> [The exercise]
Copy out every line that contains the word "exclude".

> [The records]

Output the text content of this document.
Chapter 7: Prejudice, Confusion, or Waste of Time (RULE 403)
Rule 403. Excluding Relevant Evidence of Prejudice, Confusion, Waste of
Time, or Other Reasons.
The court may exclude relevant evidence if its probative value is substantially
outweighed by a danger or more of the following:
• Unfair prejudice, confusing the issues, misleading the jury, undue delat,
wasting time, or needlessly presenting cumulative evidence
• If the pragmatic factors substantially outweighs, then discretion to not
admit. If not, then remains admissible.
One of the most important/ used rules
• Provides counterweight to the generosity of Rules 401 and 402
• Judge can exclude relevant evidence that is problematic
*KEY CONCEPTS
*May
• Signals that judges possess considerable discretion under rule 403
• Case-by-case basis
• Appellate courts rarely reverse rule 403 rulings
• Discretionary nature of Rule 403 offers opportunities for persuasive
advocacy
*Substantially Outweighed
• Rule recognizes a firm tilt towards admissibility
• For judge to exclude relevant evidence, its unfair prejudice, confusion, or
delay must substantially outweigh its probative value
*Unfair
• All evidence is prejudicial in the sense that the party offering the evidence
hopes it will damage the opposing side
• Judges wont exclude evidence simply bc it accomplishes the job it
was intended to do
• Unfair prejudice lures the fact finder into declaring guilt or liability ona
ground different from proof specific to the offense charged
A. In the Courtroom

> [Answer]
The court may exclude relevant evidence if its probative value is substantially
• Judge can exclude relevant evidence that is problematic
• For judge to exclude relevant evidence, its unfair prejudice, confusion, or
• Judges wont exclude evidence simply bc it accomplishes the job it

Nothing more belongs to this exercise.